## JOB
Give back the full material, exactly as it reads.

─── DATA ROWS

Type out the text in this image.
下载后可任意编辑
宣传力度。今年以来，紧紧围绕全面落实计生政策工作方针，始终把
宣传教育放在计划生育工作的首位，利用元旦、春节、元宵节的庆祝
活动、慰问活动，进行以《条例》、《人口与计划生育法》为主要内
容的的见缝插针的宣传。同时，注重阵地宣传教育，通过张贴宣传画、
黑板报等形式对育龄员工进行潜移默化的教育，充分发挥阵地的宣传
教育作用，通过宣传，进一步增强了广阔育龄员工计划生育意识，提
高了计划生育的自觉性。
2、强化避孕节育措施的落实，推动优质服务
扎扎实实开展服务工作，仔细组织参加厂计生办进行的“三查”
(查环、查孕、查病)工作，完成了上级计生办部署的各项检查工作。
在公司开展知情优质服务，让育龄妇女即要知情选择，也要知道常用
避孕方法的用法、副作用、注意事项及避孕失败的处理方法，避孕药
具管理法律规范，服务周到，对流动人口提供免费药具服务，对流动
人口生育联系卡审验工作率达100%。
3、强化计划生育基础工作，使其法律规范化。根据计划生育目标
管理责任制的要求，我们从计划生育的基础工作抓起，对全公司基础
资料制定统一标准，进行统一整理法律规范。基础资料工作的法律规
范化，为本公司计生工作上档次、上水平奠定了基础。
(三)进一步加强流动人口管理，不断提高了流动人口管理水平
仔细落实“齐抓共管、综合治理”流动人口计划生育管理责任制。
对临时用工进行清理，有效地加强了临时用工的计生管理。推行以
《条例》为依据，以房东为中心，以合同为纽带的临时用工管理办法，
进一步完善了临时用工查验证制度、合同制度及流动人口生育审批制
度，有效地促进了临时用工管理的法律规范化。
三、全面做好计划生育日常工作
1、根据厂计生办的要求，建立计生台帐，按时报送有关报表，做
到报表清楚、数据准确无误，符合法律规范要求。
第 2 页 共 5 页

──────

## ANSWER IN FULL
Type out the text in this image.
下载后可任意编辑
宣传力度。今年以来，紧紧围绕全面落实计生政策工作方针，始终把
宣传教育放在计划生育工作的首位，利用元旦、春节、元宵节的庆祝
活动、慰问活动，进行以《条例》、《人口与计划生育法》为主要内
容的的见缝插针的宣传。同时，注重阵地宣传教育，通过张贴宣传画、
黑板报等形式对育龄员工进行潜移默化的教育，充分发挥阵地的宣传
教育作用，通过宣传，进一步增强了广阔育龄员工计划生育意识，提
高了计划生育的自觉性。
2、强化避孕节育措施的落实，推动优质服务
扎扎实实开展服务工作，仔细组织参加厂计生办进行的“三查”
(查环、查孕、查病)工作，完成了上级计生办部署的各项检查工作。
在公司开展知情优质服务，让育龄妇女即要知情选择，也要知道常用
避孕方法的用法、副作用、注意事项及避孕失败的处理方法，避孕药
具管理法律规范，服务周到，对流动人口提供免费药具服务，对流动
人口生育联系卡审验工作率达100%。
3、强化计划生育基础工作，使其法律规范化。根据计划生育目标
管理责任制的要求，我们从计划生育的基础工作抓起，对全公司基础
资料制定统一标准，进行统一整理法律规范。基础资料工作的法律规
范化，为本公司计生工作上档次、上水平奠定了基础。
(三)进一步加强流动人口管理，不断提高了流动人口管理水平
仔细落实“齐抓共管、综合治理”流动人口计划生育管理责任制。
对临时用工进行清理，有效地加强了临时用工的计生管理。推行以
《条例》为依据，以房东为中心，以合同为纽带的临时用工管理办法，
进一步完善了临时用工查验证制度、合同制度及流动人口生育审批制
度，有效地促进了临时用工管理的法律规范化。
三、全面做好计划生育日常工作
1、根据厂计生办的要求，建立计生台帐，按时报送有关报表，做
到报表清楚、数据准确无误，符合法律规范要求。
第 2 页 共 5 页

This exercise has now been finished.